*MATERIALS PROVIDED*
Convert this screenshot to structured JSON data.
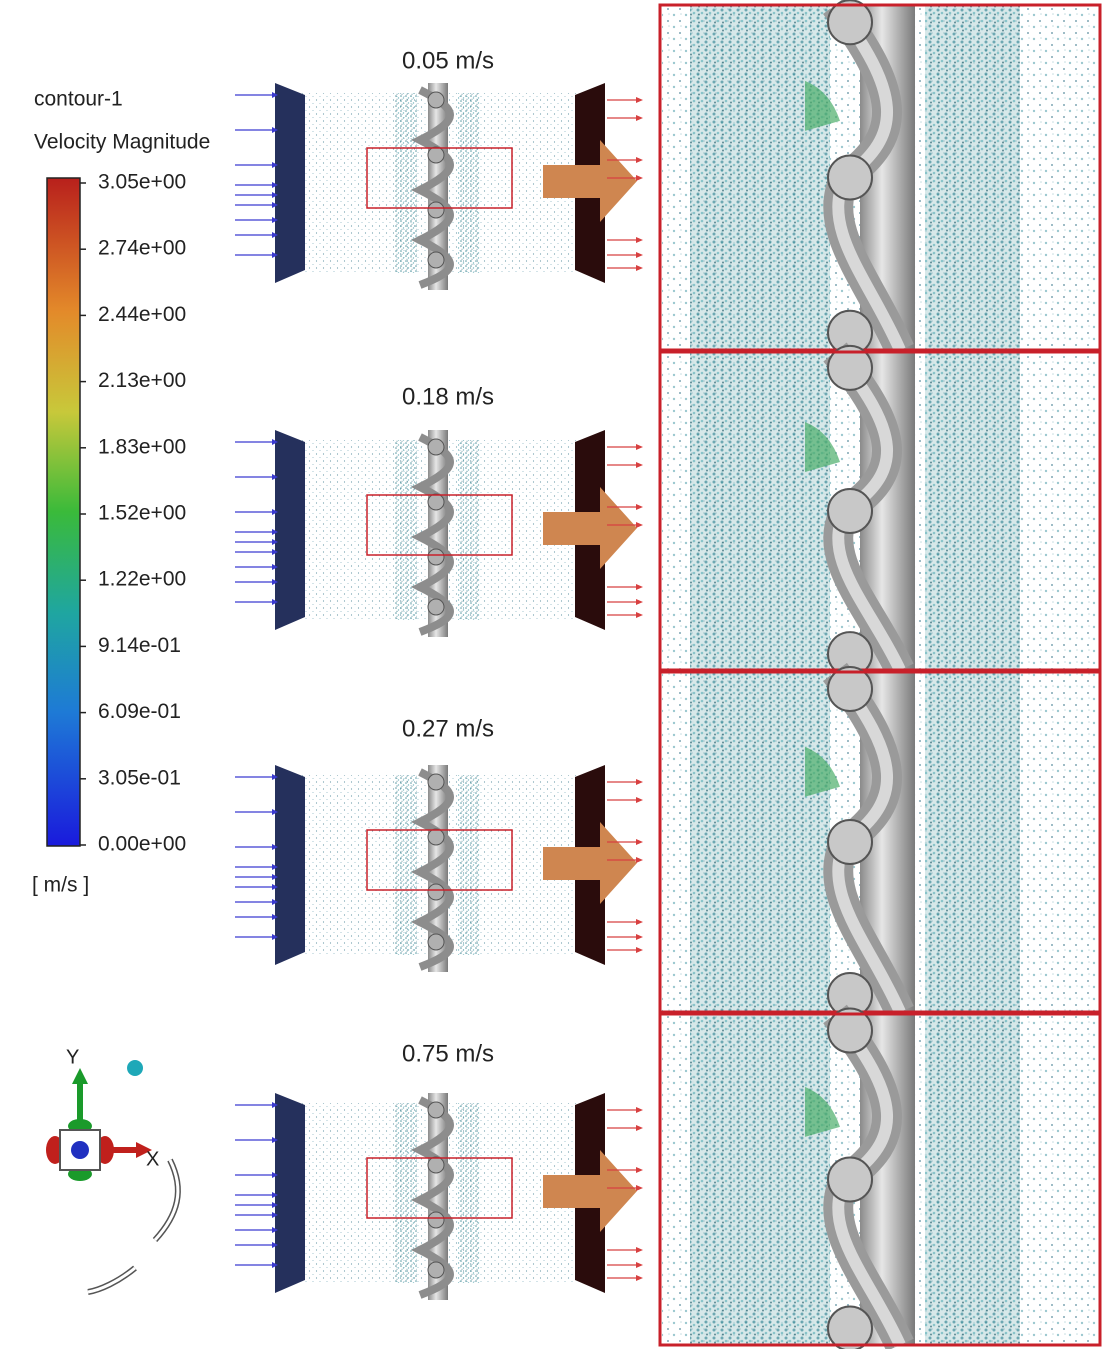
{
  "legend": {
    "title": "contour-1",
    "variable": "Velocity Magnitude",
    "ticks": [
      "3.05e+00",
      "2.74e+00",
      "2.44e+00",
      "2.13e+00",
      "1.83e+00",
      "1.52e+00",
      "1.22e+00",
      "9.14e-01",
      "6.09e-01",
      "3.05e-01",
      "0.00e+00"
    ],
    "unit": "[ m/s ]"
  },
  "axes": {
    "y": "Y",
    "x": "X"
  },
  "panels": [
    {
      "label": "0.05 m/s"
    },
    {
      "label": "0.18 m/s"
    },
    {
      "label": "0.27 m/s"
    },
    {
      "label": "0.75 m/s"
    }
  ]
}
---
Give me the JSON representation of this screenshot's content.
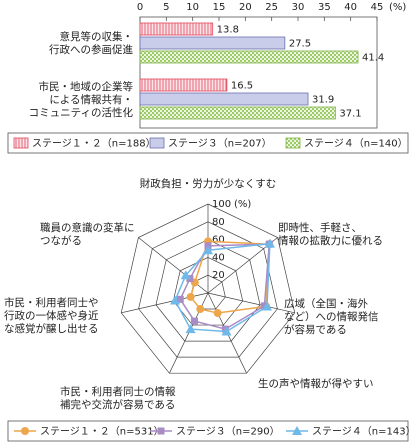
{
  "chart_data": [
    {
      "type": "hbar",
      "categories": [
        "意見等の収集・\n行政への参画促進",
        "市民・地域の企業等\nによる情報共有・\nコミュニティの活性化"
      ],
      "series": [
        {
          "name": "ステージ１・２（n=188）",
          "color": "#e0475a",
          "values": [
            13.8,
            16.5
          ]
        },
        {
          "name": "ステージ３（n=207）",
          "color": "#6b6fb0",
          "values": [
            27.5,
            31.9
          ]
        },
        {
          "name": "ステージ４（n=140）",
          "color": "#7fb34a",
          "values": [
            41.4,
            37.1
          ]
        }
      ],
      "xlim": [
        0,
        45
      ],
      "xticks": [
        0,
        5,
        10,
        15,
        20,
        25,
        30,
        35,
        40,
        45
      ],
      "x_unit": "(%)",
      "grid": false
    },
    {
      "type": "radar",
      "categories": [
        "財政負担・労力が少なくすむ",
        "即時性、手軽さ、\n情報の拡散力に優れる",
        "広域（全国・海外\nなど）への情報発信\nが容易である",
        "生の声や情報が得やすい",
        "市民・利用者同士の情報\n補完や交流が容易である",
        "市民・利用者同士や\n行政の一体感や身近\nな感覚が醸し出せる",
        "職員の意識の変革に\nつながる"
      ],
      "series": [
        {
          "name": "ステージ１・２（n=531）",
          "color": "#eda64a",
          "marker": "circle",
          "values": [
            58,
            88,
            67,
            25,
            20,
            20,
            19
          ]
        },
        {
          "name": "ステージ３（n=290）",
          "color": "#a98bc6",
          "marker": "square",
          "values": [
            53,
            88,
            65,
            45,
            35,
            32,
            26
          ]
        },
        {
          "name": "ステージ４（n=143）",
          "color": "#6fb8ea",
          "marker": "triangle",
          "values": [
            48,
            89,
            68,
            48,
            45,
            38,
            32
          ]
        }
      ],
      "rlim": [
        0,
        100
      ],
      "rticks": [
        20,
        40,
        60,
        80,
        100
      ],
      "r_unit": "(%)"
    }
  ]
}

*TASK TO COMPLETE*
Identify each line of the material where the word "screenshot" shows up, and copy it.

*WRITTEN RESPONSE*
Convert this screenshot to structured JSON data.
Give me the JSON representation of this screenshot's content.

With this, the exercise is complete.